>> Start ENTRIES SUPPLIED

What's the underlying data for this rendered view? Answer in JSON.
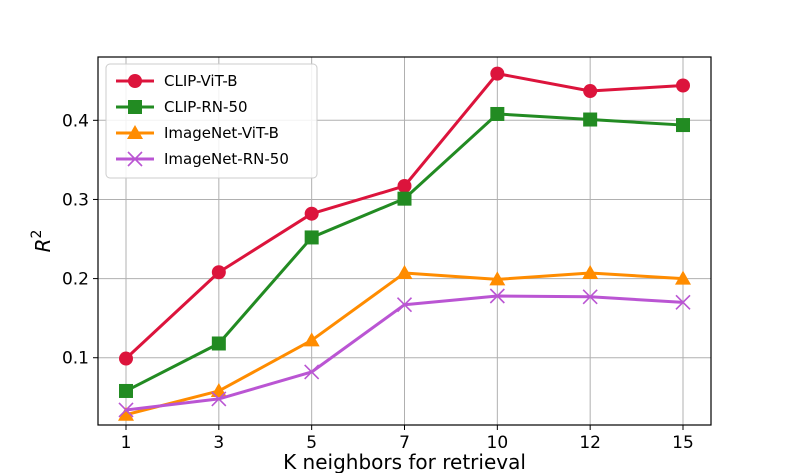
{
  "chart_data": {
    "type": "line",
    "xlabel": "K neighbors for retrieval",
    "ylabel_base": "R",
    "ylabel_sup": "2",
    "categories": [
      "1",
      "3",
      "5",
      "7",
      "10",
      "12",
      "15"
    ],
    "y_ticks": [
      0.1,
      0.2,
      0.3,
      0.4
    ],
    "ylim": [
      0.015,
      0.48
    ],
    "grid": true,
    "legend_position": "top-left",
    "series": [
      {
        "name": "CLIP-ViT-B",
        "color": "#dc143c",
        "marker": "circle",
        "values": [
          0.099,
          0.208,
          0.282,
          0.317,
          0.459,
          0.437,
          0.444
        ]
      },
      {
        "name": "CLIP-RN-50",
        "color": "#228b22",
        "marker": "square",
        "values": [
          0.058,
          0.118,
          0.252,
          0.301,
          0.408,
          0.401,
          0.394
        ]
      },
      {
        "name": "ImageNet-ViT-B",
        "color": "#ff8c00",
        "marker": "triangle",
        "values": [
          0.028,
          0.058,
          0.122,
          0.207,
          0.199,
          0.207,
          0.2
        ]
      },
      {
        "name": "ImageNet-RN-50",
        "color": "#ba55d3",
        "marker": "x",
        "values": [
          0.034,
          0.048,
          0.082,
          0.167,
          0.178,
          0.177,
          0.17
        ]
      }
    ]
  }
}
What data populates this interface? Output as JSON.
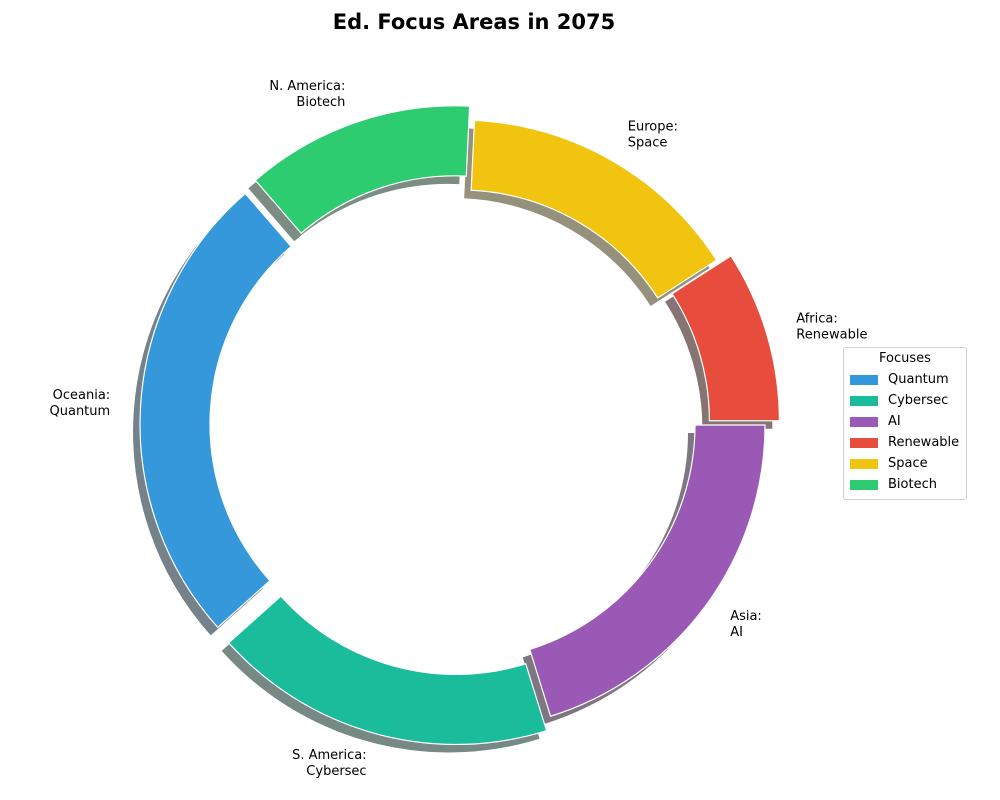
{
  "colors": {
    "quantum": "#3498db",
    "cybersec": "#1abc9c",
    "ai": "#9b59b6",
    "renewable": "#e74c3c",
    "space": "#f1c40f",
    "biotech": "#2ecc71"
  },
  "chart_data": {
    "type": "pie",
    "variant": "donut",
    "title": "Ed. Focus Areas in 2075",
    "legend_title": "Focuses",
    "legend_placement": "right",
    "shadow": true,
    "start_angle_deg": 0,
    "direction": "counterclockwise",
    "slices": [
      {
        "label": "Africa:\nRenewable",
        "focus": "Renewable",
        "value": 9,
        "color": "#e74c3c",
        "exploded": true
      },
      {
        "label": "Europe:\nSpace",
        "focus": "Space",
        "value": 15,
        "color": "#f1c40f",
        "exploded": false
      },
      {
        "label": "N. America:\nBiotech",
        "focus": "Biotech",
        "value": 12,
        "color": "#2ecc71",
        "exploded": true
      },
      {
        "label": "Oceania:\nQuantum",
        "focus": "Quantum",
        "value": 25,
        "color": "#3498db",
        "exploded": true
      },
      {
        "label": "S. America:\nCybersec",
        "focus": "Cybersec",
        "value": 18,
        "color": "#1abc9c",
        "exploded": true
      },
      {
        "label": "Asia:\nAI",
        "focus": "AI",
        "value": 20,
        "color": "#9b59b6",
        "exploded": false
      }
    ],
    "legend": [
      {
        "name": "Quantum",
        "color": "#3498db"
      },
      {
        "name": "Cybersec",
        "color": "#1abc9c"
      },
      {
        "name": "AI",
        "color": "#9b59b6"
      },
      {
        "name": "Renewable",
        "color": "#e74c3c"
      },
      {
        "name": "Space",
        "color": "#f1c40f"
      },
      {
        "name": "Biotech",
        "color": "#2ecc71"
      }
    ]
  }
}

>> End ENTRIES SUPPLIED

EXERCISE: The data above needs to be retyped exactly, with the images left out.

PROBLEM SOLUTION:
What's the underlying data for this rendered view? Answer in JSON.
{
  "chart_data": {
    "type": "line",
    "xlabel": "K neighbors for retrieval",
    "ylabel_base": "R",
    "ylabel_sup": "2",
    "categories": [
      "1",
      "3",
      "5",
      "7",
      "10",
      "12",
      "15"
    ],
    "y_ticks": [
      0.1,
      0.2,
      0.3,
      0.4
    ],
    "ylim": [
      0.015,
      0.48
    ],
    "grid": true,
    "legend_position": "top-left",
    "series": [
      {
        "name": "CLIP-ViT-B",
        "color": "#dc143c",
        "marker": "circle",
        "values": [
          0.099,
          0.208,
          0.282,
          0.317,
          0.459,
          0.437,
          0.444
        ]
      },
      {
        "name": "CLIP-RN-50",
        "color": "#228b22",
        "marker": "square",
        "values": [
          0.058,
          0.118,
          0.252,
          0.301,
          0.408,
          0.401,
          0.394
        ]
      },
      {
        "name": "ImageNet-ViT-B",
        "color": "#ff8c00",
        "marker": "triangle",
        "values": [
          0.028,
          0.058,
          0.122,
          0.207,
          0.199,
          0.207,
          0.2
        ]
      },
      {
        "name": "ImageNet-RN-50",
        "color": "#ba55d3",
        "marker": "x",
        "values": [
          0.034,
          0.048,
          0.082,
          0.167,
          0.178,
          0.177,
          0.17
        ]
      }
    ]
  }
}
What data populates this interface? Output as JSON.
{
  "colors": {
    "quantum": "#3498db",
    "cybersec": "#1abc9c",
    "ai": "#9b59b6",
    "renewable": "#e74c3c",
    "space": "#f1c40f",
    "biotech": "#2ecc71"
  },
  "chart_data": {
    "type": "pie",
    "variant": "donut",
    "title": "Ed. Focus Areas in 2075",
    "legend_title": "Focuses",
    "legend_placement": "right",
    "shadow": true,
    "start_angle_deg": 0,
    "direction": "counterclockwise",
    "slices": [
      {
        "label": "Africa:\nRenewable",
        "focus": "Renewable",
        "value": 9,
        "color": "#e74c3c",
        "exploded": true
      },
      {
        "label": "Europe:\nSpace",
        "focus": "Space",
        "value": 15,
        "color": "#f1c40f",
        "exploded": false
      },
      {
        "label": "N. America:\nBiotech",
        "focus": "Biotech",
        "value": 12,
        "color": "#2ecc71",
        "exploded": true
      },
      {
        "label": "Oceania:\nQuantum",
        "focus": "Quantum",
        "value": 25,
        "color": "#3498db",
        "exploded": true
      },
      {
        "label": "S. America:\nCybersec",
        "focus": "Cybersec",
        "value": 18,
        "color": "#1abc9c",
        "exploded": true
      },
      {
        "label": "Asia:\nAI",
        "focus": "AI",
        "value": 20,
        "color": "#9b59b6",
        "exploded": false
      }
    ],
    "legend": [
      {
        "name": "Quantum",
        "color": "#3498db"
      },
      {
        "name": "Cybersec",
        "color": "#1abc9c"
      },
      {
        "name": "AI",
        "color": "#9b59b6"
      },
      {
        "name": "Renewable",
        "color": "#e74c3c"
      },
      {
        "name": "Space",
        "color": "#f1c40f"
      },
      {
        "name": "Biotech",
        "color": "#2ecc71"
      }
    ]
  }
}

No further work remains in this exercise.